Copy out each line in the material below that has the word "мишени".

** begin Task input **

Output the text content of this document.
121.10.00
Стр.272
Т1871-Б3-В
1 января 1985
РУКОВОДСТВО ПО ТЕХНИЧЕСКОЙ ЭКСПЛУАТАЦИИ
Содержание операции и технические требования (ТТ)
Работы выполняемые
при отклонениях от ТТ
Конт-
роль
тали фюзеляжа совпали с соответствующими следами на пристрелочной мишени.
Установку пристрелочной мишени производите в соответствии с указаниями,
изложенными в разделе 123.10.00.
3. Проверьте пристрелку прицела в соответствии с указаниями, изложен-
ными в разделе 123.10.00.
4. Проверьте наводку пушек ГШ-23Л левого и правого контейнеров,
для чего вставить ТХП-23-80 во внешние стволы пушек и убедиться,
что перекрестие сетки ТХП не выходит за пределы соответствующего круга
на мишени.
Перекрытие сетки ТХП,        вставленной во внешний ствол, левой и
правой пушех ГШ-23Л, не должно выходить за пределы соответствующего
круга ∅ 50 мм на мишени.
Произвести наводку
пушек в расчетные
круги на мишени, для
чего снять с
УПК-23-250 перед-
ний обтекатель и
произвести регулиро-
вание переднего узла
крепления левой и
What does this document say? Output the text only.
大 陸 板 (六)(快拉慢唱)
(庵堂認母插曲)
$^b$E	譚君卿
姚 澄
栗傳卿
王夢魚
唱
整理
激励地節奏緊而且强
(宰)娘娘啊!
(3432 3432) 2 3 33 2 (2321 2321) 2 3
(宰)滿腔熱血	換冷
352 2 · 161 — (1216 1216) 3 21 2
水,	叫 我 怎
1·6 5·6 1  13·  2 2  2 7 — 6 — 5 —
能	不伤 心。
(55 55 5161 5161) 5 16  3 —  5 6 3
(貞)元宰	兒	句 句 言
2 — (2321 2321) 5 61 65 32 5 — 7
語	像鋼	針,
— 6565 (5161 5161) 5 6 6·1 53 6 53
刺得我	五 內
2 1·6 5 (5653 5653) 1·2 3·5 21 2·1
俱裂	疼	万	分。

** end Task input **

■ Output below
тали фюзеляжа совпали с соответствующими следами на пристрелочной мишени.
Установку пристрелочной мишени производите в соответствии с указаниями,
на мишени.
круга ∅ 50 мм на мишени.
круги на мишени, для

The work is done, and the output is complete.